## Begin Information provided

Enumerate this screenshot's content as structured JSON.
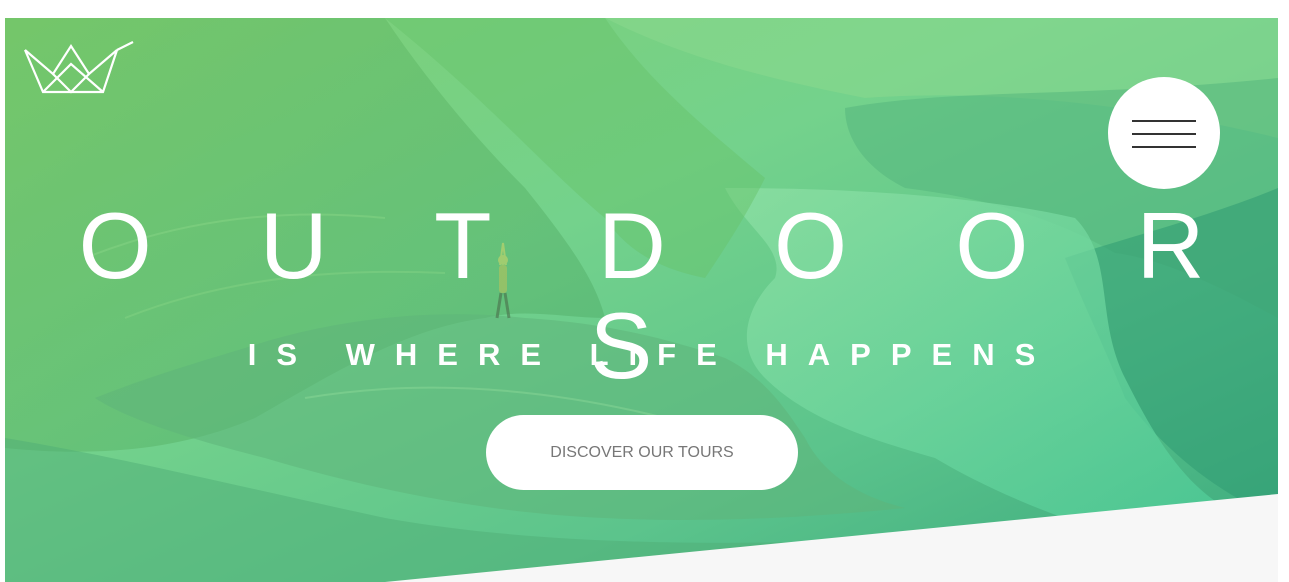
{
  "hero": {
    "heading": "O U T D O O R S",
    "subheading": "IS WHERE LIFE HAPPENS",
    "cta_label": "DISCOVER OUR TOURS",
    "overlay_colors": [
      "#7ed56f",
      "#28b485"
    ]
  },
  "header": {
    "logo_icon": "crown-logo-icon",
    "menu_icon": "hamburger-menu-icon"
  },
  "section_below": {
    "background_color": "#f7f7f7"
  }
}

## End Information provided

» **Your task**: Without the pictures, reproduce every line of the records above exactly.

» **Correct result**:
Enumerate this screenshot's content as structured JSON.
{
  "hero": {
    "heading": "O U T D O O R S",
    "subheading": "IS WHERE LIFE HAPPENS",
    "cta_label": "DISCOVER OUR TOURS",
    "overlay_colors": [
      "#7ed56f",
      "#28b485"
    ]
  },
  "header": {
    "logo_icon": "crown-logo-icon",
    "menu_icon": "hamburger-menu-icon"
  },
  "section_below": {
    "background_color": "#f7f7f7"
  }
}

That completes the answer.